Exercise brief: Each entry that follows needs to be written out exactly, with nothing left out.
[[ Data provided open ]]
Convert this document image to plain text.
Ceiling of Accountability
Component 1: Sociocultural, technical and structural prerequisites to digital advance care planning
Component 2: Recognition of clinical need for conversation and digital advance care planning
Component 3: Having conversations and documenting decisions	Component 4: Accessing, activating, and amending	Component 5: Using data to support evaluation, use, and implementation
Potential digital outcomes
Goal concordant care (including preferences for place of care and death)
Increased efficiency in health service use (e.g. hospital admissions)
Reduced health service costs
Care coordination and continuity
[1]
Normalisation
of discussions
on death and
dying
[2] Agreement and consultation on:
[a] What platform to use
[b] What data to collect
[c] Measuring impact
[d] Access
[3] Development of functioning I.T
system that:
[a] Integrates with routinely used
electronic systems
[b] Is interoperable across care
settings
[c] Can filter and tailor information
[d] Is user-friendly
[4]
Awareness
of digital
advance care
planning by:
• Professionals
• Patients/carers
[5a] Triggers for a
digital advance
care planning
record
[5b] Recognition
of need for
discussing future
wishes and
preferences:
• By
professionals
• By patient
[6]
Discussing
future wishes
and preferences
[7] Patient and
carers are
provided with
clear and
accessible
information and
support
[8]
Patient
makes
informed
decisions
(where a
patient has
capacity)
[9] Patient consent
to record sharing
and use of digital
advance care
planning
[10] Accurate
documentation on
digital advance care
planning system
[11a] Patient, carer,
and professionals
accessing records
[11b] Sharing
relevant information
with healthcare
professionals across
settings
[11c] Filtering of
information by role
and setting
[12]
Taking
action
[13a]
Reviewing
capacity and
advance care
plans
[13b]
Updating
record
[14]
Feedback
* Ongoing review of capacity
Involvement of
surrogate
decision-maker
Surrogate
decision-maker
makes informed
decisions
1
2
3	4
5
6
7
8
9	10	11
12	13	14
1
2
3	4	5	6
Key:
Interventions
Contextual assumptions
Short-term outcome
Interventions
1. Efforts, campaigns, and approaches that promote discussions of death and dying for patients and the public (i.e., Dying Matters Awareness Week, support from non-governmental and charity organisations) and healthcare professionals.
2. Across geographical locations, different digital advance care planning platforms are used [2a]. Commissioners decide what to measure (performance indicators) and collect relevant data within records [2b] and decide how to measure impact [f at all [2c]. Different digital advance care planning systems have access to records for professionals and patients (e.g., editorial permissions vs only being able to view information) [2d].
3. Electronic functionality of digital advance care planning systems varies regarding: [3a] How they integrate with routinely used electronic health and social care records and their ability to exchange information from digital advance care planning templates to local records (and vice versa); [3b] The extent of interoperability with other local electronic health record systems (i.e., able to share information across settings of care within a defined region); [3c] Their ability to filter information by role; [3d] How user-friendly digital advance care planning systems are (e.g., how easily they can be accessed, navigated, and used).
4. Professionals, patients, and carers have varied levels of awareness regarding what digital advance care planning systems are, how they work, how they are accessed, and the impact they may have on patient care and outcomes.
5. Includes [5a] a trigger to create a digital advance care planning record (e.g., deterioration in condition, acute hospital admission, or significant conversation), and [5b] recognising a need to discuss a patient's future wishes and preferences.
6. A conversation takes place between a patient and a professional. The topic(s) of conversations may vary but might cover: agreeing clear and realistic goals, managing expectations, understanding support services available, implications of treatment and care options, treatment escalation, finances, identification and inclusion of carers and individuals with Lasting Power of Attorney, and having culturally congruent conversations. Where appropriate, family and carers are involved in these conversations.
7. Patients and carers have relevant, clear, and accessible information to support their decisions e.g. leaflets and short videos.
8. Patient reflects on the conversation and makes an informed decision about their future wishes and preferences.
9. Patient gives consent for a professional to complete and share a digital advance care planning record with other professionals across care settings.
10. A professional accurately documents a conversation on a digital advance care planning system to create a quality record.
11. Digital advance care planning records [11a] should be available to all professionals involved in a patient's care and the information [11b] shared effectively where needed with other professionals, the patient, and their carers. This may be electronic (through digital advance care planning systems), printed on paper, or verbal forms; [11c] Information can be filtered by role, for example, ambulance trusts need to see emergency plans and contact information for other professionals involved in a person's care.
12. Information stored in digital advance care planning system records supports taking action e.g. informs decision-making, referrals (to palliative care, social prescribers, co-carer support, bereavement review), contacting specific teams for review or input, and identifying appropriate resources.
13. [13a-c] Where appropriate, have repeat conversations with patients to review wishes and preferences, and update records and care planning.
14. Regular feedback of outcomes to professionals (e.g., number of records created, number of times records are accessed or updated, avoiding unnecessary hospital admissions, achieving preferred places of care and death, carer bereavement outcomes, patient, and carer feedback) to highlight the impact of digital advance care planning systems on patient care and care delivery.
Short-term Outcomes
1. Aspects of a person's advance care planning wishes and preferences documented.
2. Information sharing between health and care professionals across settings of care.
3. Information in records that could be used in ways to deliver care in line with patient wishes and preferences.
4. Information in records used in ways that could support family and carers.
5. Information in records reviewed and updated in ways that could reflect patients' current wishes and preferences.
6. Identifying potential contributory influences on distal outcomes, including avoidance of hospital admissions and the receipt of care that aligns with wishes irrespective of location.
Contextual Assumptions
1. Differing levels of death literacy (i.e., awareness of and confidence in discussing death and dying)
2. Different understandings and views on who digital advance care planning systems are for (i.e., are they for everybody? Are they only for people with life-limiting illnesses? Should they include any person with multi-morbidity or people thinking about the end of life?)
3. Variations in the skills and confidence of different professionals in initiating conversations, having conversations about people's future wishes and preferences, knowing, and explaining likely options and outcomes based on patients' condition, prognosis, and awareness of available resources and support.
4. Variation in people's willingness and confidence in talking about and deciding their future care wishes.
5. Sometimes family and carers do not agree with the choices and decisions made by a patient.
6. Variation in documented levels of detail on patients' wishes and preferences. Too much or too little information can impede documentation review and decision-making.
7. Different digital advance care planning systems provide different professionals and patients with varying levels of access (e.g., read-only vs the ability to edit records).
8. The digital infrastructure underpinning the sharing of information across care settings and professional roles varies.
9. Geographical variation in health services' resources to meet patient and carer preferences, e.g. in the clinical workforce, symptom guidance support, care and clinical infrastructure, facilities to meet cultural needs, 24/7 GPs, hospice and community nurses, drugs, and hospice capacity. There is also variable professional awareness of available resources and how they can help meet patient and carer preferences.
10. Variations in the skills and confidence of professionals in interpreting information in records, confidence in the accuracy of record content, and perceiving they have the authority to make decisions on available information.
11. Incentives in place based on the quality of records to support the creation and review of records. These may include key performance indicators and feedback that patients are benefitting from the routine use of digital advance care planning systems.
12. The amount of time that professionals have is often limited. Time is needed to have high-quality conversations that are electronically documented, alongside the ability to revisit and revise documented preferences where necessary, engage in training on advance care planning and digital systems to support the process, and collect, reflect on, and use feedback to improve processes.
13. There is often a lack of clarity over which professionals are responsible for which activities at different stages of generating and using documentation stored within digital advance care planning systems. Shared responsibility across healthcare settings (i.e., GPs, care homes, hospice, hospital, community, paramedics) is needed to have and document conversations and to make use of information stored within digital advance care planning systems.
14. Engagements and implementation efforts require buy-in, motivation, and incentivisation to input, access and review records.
[[ Data provided closed ]]
Reply to the task:
Convert this document image to plain text.
Ceiling of Accountability
Component 1: Sociocultural, technical and structural prerequisites to digital advance care planning
Component 2: Recognition of clinical need for conversation and digital advance care planning
Component 3: Having conversations and documenting decisions	Component 4: Accessing, activating, and amending	Component 5: Using data to support evaluation, use, and implementation
Potential digital outcomes
Goal concordant care (including preferences for place of care and death)
Increased efficiency in health service use (e.g. hospital admissions)
Reduced health service costs
Care coordination and continuity
[1]
Normalisation
of discussions
on death and
dying
[2] Agreement and consultation on:
[a] What platform to use
[b] What data to collect
[c] Measuring impact
[d] Access
[3] Development of functioning I.T
system that:
[a] Integrates with routinely used
electronic systems
[b] Is interoperable across care
settings
[c] Can filter and tailor information
[d] Is user-friendly
[4]
Awareness
of digital
advance care
planning by:
• Professionals
• Patients/carers
[5a] Triggers for a
digital advance
care planning
record
[5b] Recognition
of need for
discussing future
wishes and
preferences:
• By
professionals
• By patient
[6]
Discussing
future wishes
and preferences
[7] Patient and
carers are
provided with
clear and
accessible
information and
support
[8]
Patient
makes
informed
decisions
(where a
patient has
capacity)
[9] Patient consent
to record sharing
and use of digital
advance care
planning
[10] Accurate
documentation on
digital advance care
planning system
[11a] Patient, carer,
and professionals
accessing records
[11b] Sharing
relevant information
with healthcare
professionals across
settings
[11c] Filtering of
information by role
and setting
[12]
Taking
action
[13a]
Reviewing
capacity and
advance care
plans
[13b]
Updating
record
[14]
Feedback
* Ongoing review of capacity
Involvement of
surrogate
decision-maker
Surrogate
decision-maker
makes informed
decisions
1
2
3	4
5
6
7
8
9	10	11
12	13	14
1
2
3	4	5	6
Key:
Interventions
Contextual assumptions
Short-term outcome
Interventions
1. Efforts, campaigns, and approaches that promote discussions of death and dying for patients and the public (i.e., Dying Matters Awareness Week, support from non-governmental and charity organisations) and healthcare professionals.
2. Across geographical locations, different digital advance care planning platforms are used [2a]. Commissioners decide what to measure (performance indicators) and collect relevant data within records [2b] and decide how to measure impact [f at all [2c]. Different digital advance care planning systems have access to records for professionals and patients (e.g., editorial permissions vs only being able to view information) [2d].
3. Electronic functionality of digital advance care planning systems varies regarding: [3a] How they integrate with routinely used electronic health and social care records and their ability to exchange information from digital advance care planning templates to local records (and vice versa); [3b] The extent of interoperability with other local electronic health record systems (i.e., able to share information across settings of care within a defined region); [3c] Their ability to filter information by role; [3d] How user-friendly digital advance care planning systems are (e.g., how easily they can be accessed, navigated, and used).
4. Professionals, patients, and carers have varied levels of awareness regarding what digital advance care planning systems are, how they work, how they are accessed, and the impact they may have on patient care and outcomes.
5. Includes [5a] a trigger to create a digital advance care planning record (e.g., deterioration in condition, acute hospital admission, or significant conversation), and [5b] recognising a need to discuss a patient's future wishes and preferences.
6. A conversation takes place between a patient and a professional. The topic(s) of conversations may vary but might cover: agreeing clear and realistic goals, managing expectations, understanding support services available, implications of treatment and care options, treatment escalation, finances, identification and inclusion of carers and individuals with Lasting Power of Attorney, and having culturally congruent conversations. Where appropriate, family and carers are involved in these conversations.
7. Patients and carers have relevant, clear, and accessible information to support their decisions e.g. leaflets and short videos.
8. Patient reflects on the conversation and makes an informed decision about their future wishes and preferences.
9. Patient gives consent for a professional to complete and share a digital advance care planning record with other professionals across care settings.
10. A professional accurately documents a conversation on a digital advance care planning system to create a quality record.
11. Digital advance care planning records [11a] should be available to all professionals involved in a patient's care and the information [11b] shared effectively where needed with other professionals, the patient, and their carers. This may be electronic (through digital advance care planning systems), printed on paper, or verbal forms; [11c] Information can be filtered by role, for example, ambulance trusts need to see emergency plans and contact information for other professionals involved in a person's care.
12. Information stored in digital advance care planning system records supports taking action e.g. informs decision-making, referrals (to palliative care, social prescribers, co-carer support, bereavement review), contacting specific teams for review or input, and identifying appropriate resources.
13. [13a-c] Where appropriate, have repeat conversations with patients to review wishes and preferences, and update records and care planning.
14. Regular feedback of outcomes to professionals (e.g., number of records created, number of times records are accessed or updated, avoiding unnecessary hospital admissions, achieving preferred places of care and death, carer bereavement outcomes, patient, and carer feedback) to highlight the impact of digital advance care planning systems on patient care and care delivery.
Short-term Outcomes
1. Aspects of a person's advance care planning wishes and preferences documented.
2. Information sharing between health and care professionals across settings of care.
3. Information in records that could be used in ways to deliver care in line with patient wishes and preferences.
4. Information in records used in ways that could support family and carers.
5. Information in records reviewed and updated in ways that could reflect patients' current wishes and preferences.
6. Identifying potential contributory influences on distal outcomes, including avoidance of hospital admissions and the receipt of care that aligns with wishes irrespective of location.
Contextual Assumptions
1. Differing levels of death literacy (i.e., awareness of and confidence in discussing death and dying)
2. Different understandings and views on who digital advance care planning systems are for (i.e., are they for everybody? Are they only for people with life-limiting illnesses? Should they include any person with multi-morbidity or people thinking about the end of life?)
3. Variations in the skills and confidence of different professionals in initiating conversations, having conversations about people's future wishes and preferences, knowing, and explaining likely options and outcomes based on patients' condition, prognosis, and awareness of available resources and support.
4. Variation in people's willingness and confidence in talking about and deciding their future care wishes.
5. Sometimes family and carers do not agree with the choices and decisions made by a patient.
6. Variation in documented levels of detail on patients' wishes and preferences. Too much or too little information can impede documentation review and decision-making.
7. Different digital advance care planning systems provide different professionals and patients with varying levels of access (e.g., read-only vs the ability to edit records).
8. The digital infrastructure underpinning the sharing of information across care settings and professional roles varies.
9. Geographical variation in health services' resources to meet patient and carer preferences, e.g. in the clinical workforce, symptom guidance support, care and clinical infrastructure, facilities to meet cultural needs, 24/7 GPs, hospice and community nurses, drugs, and hospice capacity. There is also variable professional awareness of available resources and how they can help meet patient and carer preferences.
10. Variations in the skills and confidence of professionals in interpreting information in records, confidence in the accuracy of record content, and perceiving they have the authority to make decisions on available information.
11. Incentives in place based on the quality of records to support the creation and review of records. These may include key performance indicators and feedback that patients are benefitting from the routine use of digital advance care planning systems.
12. The amount of time that professionals have is often limited. Time is needed to have high-quality conversations that are electronically documented, alongside the ability to revisit and revise documented preferences where necessary, engage in training on advance care planning and digital systems to support the process, and collect, reflect on, and use feedback to improve processes.
13. There is often a lack of clarity over which professionals are responsible for which activities at different stages of generating and using documentation stored within digital advance care planning systems. Shared responsibility across healthcare settings (i.e., GPs, care homes, hospice, hospital, community, paramedics) is needed to have and document conversations and to make use of information stored within digital advance care planning systems.
14. Engagements and implementation efforts require buy-in, motivation, and incentivisation to input, access and review records.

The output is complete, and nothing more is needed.